- YOUR GOAL
Every line must be returned precisely as it is written.
┄┄┄┄┄┄
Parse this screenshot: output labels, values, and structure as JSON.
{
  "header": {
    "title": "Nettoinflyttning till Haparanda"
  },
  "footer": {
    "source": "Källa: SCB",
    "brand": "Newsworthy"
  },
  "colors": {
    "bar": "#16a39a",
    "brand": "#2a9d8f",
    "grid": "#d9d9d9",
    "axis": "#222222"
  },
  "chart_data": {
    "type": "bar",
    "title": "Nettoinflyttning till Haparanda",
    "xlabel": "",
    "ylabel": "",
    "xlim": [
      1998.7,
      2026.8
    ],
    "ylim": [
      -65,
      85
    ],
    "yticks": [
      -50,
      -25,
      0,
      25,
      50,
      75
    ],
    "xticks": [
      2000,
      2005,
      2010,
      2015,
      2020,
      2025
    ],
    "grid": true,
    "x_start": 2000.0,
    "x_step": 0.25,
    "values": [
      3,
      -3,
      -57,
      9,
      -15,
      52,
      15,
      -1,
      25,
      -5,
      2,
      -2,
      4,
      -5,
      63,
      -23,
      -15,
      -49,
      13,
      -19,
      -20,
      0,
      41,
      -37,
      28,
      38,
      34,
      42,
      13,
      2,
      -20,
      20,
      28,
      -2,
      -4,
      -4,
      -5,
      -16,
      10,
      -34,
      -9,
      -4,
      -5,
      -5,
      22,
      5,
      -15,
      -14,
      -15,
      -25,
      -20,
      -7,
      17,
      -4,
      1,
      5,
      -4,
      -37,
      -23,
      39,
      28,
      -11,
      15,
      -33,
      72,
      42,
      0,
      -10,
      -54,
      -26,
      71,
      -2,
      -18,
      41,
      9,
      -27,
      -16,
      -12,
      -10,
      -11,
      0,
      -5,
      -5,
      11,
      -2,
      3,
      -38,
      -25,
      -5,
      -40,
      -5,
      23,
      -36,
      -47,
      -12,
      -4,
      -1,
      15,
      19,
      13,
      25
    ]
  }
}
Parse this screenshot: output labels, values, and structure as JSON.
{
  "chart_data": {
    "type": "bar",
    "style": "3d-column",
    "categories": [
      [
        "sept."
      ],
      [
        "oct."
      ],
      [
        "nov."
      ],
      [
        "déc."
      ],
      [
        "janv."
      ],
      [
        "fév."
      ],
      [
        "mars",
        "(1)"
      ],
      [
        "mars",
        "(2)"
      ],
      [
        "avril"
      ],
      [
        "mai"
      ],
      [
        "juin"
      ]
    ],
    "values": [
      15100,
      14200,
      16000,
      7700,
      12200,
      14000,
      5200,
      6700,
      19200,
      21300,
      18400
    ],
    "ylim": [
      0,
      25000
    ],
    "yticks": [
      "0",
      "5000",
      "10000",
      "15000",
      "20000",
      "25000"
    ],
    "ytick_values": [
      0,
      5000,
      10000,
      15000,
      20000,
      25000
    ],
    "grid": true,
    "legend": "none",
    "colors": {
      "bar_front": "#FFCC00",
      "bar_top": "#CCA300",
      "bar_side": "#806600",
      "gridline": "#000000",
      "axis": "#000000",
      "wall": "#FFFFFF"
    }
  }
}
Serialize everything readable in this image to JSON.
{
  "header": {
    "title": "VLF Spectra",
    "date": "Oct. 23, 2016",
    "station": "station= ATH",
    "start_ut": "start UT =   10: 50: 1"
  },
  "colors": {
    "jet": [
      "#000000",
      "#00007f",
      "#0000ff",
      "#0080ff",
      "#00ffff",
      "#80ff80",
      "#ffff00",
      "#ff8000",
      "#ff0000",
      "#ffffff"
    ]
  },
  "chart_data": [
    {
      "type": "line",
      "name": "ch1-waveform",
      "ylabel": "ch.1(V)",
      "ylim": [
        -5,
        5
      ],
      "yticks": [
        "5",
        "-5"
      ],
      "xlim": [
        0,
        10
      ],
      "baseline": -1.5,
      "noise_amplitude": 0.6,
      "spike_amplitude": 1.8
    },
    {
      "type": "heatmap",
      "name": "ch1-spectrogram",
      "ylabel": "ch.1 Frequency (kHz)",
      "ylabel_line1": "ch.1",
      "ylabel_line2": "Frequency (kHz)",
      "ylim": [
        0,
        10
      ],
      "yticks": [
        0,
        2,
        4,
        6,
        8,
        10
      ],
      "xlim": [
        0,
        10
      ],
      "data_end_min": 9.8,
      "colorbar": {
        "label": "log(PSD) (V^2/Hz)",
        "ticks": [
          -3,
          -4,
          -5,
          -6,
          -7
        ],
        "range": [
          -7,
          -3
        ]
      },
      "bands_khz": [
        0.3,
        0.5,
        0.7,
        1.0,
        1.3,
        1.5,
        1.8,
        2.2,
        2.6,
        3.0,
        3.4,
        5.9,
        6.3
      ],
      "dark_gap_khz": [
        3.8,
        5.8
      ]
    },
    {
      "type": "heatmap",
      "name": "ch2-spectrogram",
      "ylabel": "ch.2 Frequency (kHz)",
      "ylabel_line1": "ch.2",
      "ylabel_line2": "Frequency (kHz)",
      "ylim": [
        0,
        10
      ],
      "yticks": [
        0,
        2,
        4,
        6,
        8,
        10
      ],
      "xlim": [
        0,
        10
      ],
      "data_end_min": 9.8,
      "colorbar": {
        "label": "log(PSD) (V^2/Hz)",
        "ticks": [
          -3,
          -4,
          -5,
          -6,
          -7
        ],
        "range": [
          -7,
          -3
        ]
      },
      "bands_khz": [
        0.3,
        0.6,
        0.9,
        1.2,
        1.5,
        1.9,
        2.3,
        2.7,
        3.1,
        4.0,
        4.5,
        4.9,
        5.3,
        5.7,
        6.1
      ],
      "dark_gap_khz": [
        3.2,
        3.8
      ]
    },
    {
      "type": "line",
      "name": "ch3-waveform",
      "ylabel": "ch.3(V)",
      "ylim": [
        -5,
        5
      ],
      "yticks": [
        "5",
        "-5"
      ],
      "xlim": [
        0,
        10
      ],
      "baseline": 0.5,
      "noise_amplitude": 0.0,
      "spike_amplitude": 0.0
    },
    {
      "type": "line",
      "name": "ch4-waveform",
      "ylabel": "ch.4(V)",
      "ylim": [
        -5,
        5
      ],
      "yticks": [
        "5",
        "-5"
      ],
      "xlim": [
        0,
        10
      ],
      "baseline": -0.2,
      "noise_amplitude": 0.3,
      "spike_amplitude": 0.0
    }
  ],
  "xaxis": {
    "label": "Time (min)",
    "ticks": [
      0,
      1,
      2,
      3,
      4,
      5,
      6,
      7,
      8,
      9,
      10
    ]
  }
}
┄┄┄┄┄┄
- ANSWER TO THE TASK
Parse this screenshot: output labels, values, and structure as JSON.
{
  "header": {
    "title": "Nettoinflyttning till Haparanda"
  },
  "footer": {
    "source": "Källa: SCB",
    "brand": "Newsworthy"
  },
  "colors": {
    "bar": "#16a39a",
    "brand": "#2a9d8f",
    "grid": "#d9d9d9",
    "axis": "#222222"
  },
  "chart_data": {
    "type": "bar",
    "title": "Nettoinflyttning till Haparanda",
    "xlabel": "",
    "ylabel": "",
    "xlim": [
      1998.7,
      2026.8
    ],
    "ylim": [
      -65,
      85
    ],
    "yticks": [
      -50,
      -25,
      0,
      25,
      50,
      75
    ],
    "xticks": [
      2000,
      2005,
      2010,
      2015,
      2020,
      2025
    ],
    "grid": true,
    "x_start": 2000.0,
    "x_step": 0.25,
    "values": [
      3,
      -3,
      -57,
      9,
      -15,
      52,
      15,
      -1,
      25,
      -5,
      2,
      -2,
      4,
      -5,
      63,
      -23,
      -15,
      -49,
      13,
      -19,
      -20,
      0,
      41,
      -37,
      28,
      38,
      34,
      42,
      13,
      2,
      -20,
      20,
      28,
      -2,
      -4,
      -4,
      -5,
      -16,
      10,
      -34,
      -9,
      -4,
      -5,
      -5,
      22,
      5,
      -15,
      -14,
      -15,
      -25,
      -20,
      -7,
      17,
      -4,
      1,
      5,
      -4,
      -37,
      -23,
      39,
      28,
      -11,
      15,
      -33,
      72,
      42,
      0,
      -10,
      -54,
      -26,
      71,
      -2,
      -18,
      41,
      9,
      -27,
      -16,
      -12,
      -10,
      -11,
      0,
      -5,
      -5,
      11,
      -2,
      3,
      -38,
      -25,
      -5,
      -40,
      -5,
      23,
      -36,
      -47,
      -12,
      -4,
      -1,
      15,
      19,
      13,
      25
    ]
  }
}
Parse this screenshot: output labels, values, and structure as JSON.
{
  "chart_data": {
    "type": "bar",
    "style": "3d-column",
    "categories": [
      [
        "sept."
      ],
      [
        "oct."
      ],
      [
        "nov."
      ],
      [
        "déc."
      ],
      [
        "janv."
      ],
      [
        "fév."
      ],
      [
        "mars",
        "(1)"
      ],
      [
        "mars",
        "(2)"
      ],
      [
        "avril"
      ],
      [
        "mai"
      ],
      [
        "juin"
      ]
    ],
    "values": [
      15100,
      14200,
      16000,
      7700,
      12200,
      14000,
      5200,
      6700,
      19200,
      21300,
      18400
    ],
    "ylim": [
      0,
      25000
    ],
    "yticks": [
      "0",
      "5000",
      "10000",
      "15000",
      "20000",
      "25000"
    ],
    "ytick_values": [
      0,
      5000,
      10000,
      15000,
      20000,
      25000
    ],
    "grid": true,
    "legend": "none",
    "colors": {
      "bar_front": "#FFCC00",
      "bar_top": "#CCA300",
      "bar_side": "#806600",
      "gridline": "#000000",
      "axis": "#000000",
      "wall": "#FFFFFF"
    }
  }
}
Serialize everything readable in this image to JSON.
{
  "header": {
    "title": "VLF Spectra",
    "date": "Oct. 23, 2016",
    "station": "station= ATH",
    "start_ut": "start UT =   10: 50: 1"
  },
  "colors": {
    "jet": [
      "#000000",
      "#00007f",
      "#0000ff",
      "#0080ff",
      "#00ffff",
      "#80ff80",
      "#ffff00",
      "#ff8000",
      "#ff0000",
      "#ffffff"
    ]
  },
  "chart_data": [
    {
      "type": "line",
      "name": "ch1-waveform",
      "ylabel": "ch.1(V)",
      "ylim": [
        -5,
        5
      ],
      "yticks": [
        "5",
        "-5"
      ],
      "xlim": [
        0,
        10
      ],
      "baseline": -1.5,
      "noise_amplitude": 0.6,
      "spike_amplitude": 1.8
    },
    {
      "type": "heatmap",
      "name": "ch1-spectrogram",
      "ylabel": "ch.1 Frequency (kHz)",
      "ylabel_line1": "ch.1",
      "ylabel_line2": "Frequency (kHz)",
      "ylim": [
        0,
        10
      ],
      "yticks": [
        0,
        2,
        4,
        6,
        8,
        10
      ],
      "xlim": [
        0,
        10
      ],
      "data_end_min": 9.8,
      "colorbar": {
        "label": "log(PSD) (V^2/Hz)",
        "ticks": [
          -3,
          -4,
          -5,
          -6,
          -7
        ],
        "range": [
          -7,
          -3
        ]
      },
      "bands_khz": [
        0.3,
        0.5,
        0.7,
        1.0,
        1.3,
        1.5,
        1.8,
        2.2,
        2.6,
        3.0,
        3.4,
        5.9,
        6.3
      ],
      "dark_gap_khz": [
        3.8,
        5.8
      ]
    },
    {
      "type": "heatmap",
      "name": "ch2-spectrogram",
      "ylabel": "ch.2 Frequency (kHz)",
      "ylabel_line1": "ch.2",
      "ylabel_line2": "Frequency (kHz)",
      "ylim": [
        0,
        10
      ],
      "yticks": [
        0,
        2,
        4,
        6,
        8,
        10
      ],
      "xlim": [
        0,
        10
      ],
      "data_end_min": 9.8,
      "colorbar": {
        "label": "log(PSD) (V^2/Hz)",
        "ticks": [
          -3,
          -4,
          -5,
          -6,
          -7
        ],
        "range": [
          -7,
          -3
        ]
      },
      "bands_khz": [
        0.3,
        0.6,
        0.9,
        1.2,
        1.5,
        1.9,
        2.3,
        2.7,
        3.1,
        4.0,
        4.5,
        4.9,
        5.3,
        5.7,
        6.1
      ],
      "dark_gap_khz": [
        3.2,
        3.8
      ]
    },
    {
      "type": "line",
      "name": "ch3-waveform",
      "ylabel": "ch.3(V)",
      "ylim": [
        -5,
        5
      ],
      "yticks": [
        "5",
        "-5"
      ],
      "xlim": [
        0,
        10
      ],
      "baseline": 0.5,
      "noise_amplitude": 0.0,
      "spike_amplitude": 0.0
    },
    {
      "type": "line",
      "name": "ch4-waveform",
      "ylabel": "ch.4(V)",
      "ylim": [
        -5,
        5
      ],
      "yticks": [
        "5",
        "-5"
      ],
      "xlim": [
        0,
        10
      ],
      "baseline": -0.2,
      "noise_amplitude": 0.3,
      "spike_amplitude": 0.0
    }
  ],
  "xaxis": {
    "label": "Time (min)",
    "ticks": [
      0,
      1,
      2,
      3,
      4,
      5,
      6,
      7,
      8,
      9,
      10
    ]
  }
}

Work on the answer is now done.